**TASK DESCRIPTION:**
Will you print the material below without altering a single character?

Stored entries:
== == ==

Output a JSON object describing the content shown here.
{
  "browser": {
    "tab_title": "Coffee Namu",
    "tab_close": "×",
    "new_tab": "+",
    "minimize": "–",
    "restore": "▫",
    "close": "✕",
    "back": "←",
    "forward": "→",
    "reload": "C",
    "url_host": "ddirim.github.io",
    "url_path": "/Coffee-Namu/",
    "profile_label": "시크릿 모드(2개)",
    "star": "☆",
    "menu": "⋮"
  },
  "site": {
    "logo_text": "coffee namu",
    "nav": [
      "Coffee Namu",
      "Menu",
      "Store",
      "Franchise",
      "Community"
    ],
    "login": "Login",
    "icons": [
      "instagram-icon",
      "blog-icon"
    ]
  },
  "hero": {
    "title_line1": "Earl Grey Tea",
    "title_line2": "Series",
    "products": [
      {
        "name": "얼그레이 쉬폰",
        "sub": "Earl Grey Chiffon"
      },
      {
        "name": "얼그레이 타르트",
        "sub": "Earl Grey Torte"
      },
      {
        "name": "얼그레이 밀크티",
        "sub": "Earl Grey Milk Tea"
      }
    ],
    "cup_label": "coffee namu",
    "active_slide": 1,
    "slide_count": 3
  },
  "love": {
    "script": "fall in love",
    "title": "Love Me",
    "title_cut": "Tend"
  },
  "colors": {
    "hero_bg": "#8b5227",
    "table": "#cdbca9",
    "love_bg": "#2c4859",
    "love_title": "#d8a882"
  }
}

== == ==

**COMPLETED EXERCISE:**
Output a JSON object describing the content shown here.
{
  "browser": {
    "tab_title": "Coffee Namu",
    "tab_close": "×",
    "new_tab": "+",
    "minimize": "–",
    "restore": "▫",
    "close": "✕",
    "back": "←",
    "forward": "→",
    "reload": "C",
    "url_host": "ddirim.github.io",
    "url_path": "/Coffee-Namu/",
    "profile_label": "시크릿 모드(2개)",
    "star": "☆",
    "menu": "⋮"
  },
  "site": {
    "logo_text": "coffee namu",
    "nav": [
      "Coffee Namu",
      "Menu",
      "Store",
      "Franchise",
      "Community"
    ],
    "login": "Login",
    "icons": [
      "instagram-icon",
      "blog-icon"
    ]
  },
  "hero": {
    "title_line1": "Earl Grey Tea",
    "title_line2": "Series",
    "products": [
      {
        "name": "얼그레이 쉬폰",
        "sub": "Earl Grey Chiffon"
      },
      {
        "name": "얼그레이 타르트",
        "sub": "Earl Grey Torte"
      },
      {
        "name": "얼그레이 밀크티",
        "sub": "Earl Grey Milk Tea"
      }
    ],
    "cup_label": "coffee namu",
    "active_slide": 1,
    "slide_count": 3
  },
  "love": {
    "script": "fall in love",
    "title": "Love Me",
    "title_cut": "Tend"
  },
  "colors": {
    "hero_bg": "#8b5227",
    "table": "#cdbca9",
    "love_bg": "#2c4859",
    "love_title": "#d8a882"
  }
}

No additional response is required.